Data excerpts:
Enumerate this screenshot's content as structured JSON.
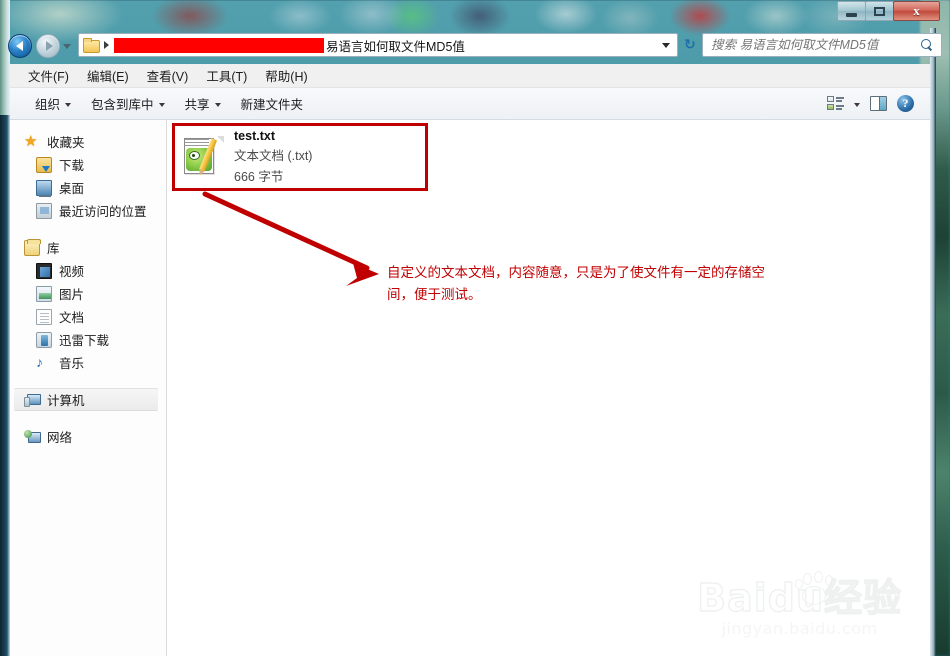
{
  "window": {
    "controls": {
      "minimize": "—",
      "maximize": "❐",
      "close": "x"
    }
  },
  "navigation": {
    "back_icon": "back-arrow-icon",
    "forward_icon": "forward-arrow-icon",
    "history_icon": "history-dropdown-icon",
    "refresh_icon": "refresh-icon",
    "refresh_glyph": "↻"
  },
  "address_bar": {
    "folder_icon": "folder-icon",
    "redacted": "",
    "path_text": "易语言如何取文件MD5值",
    "dropdown_icon": "chevron-down-icon"
  },
  "search": {
    "placeholder": "搜索 易语言如何取文件MD5值",
    "value": "",
    "icon": "search-icon"
  },
  "menubar": {
    "items": [
      {
        "label": "文件(F)"
      },
      {
        "label": "编辑(E)"
      },
      {
        "label": "查看(V)"
      },
      {
        "label": "工具(T)"
      },
      {
        "label": "帮助(H)"
      }
    ]
  },
  "toolbar": {
    "items": [
      {
        "label": "组织",
        "has_chevron": true
      },
      {
        "label": "包含到库中",
        "has_chevron": true
      },
      {
        "label": "共享",
        "has_chevron": true
      },
      {
        "label": "新建文件夹",
        "has_chevron": false
      }
    ],
    "view_icon": "view-options-icon",
    "view_chevron": "chevron-down-icon",
    "preview_pane_icon": "preview-pane-icon",
    "help_icon": "help-icon",
    "help_glyph": "?"
  },
  "sidebar": {
    "groups": [
      {
        "header": {
          "label": "收藏夹",
          "icon": "star-icon"
        },
        "items": [
          {
            "label": "下载",
            "icon": "downloads-icon"
          },
          {
            "label": "桌面",
            "icon": "desktop-icon"
          },
          {
            "label": "最近访问的位置",
            "icon": "recent-places-icon"
          }
        ]
      },
      {
        "header": {
          "label": "库",
          "icon": "library-icon"
        },
        "items": [
          {
            "label": "视频",
            "icon": "video-icon"
          },
          {
            "label": "图片",
            "icon": "pictures-icon"
          },
          {
            "label": "文档",
            "icon": "documents-icon"
          },
          {
            "label": "迅雷下载",
            "icon": "thunder-download-icon"
          },
          {
            "label": "音乐",
            "icon": "music-icon",
            "glyph": "♪"
          }
        ]
      },
      {
        "header": {
          "label": "计算机",
          "icon": "computer-icon",
          "selected": true
        },
        "items": []
      },
      {
        "header": {
          "label": "网络",
          "icon": "network-icon"
        },
        "items": []
      }
    ]
  },
  "file_list": {
    "items": [
      {
        "name": "test.txt",
        "type": "文本文档 (.txt)",
        "size": "666 字节",
        "icon": "text-document-icon",
        "highlighted": true
      }
    ]
  },
  "annotation": {
    "text": "自定义的文本文档，内容随意，只是为了使文件有一定的存储空间，便于测试。",
    "color": "#c00000",
    "arrow_icon": "annotation-arrow-icon",
    "highlight_box_color": "#c00000"
  },
  "watermark": {
    "main": "Baidu经验",
    "sub": "jingyan.baidu.com",
    "paw_icon": "baidu-paw-icon"
  },
  "colors": {
    "redaction": "#ff0000",
    "annotation": "#c00000",
    "accent": "#2f72ad"
  }
}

-- REQUIREMENT --
List all lines above in which the string "annotation" appears.

-- EXERCISE OUTPUT --
  "annotation": {
    "arrow_icon": "annotation-arrow-icon",
    "annotation": "#c00000",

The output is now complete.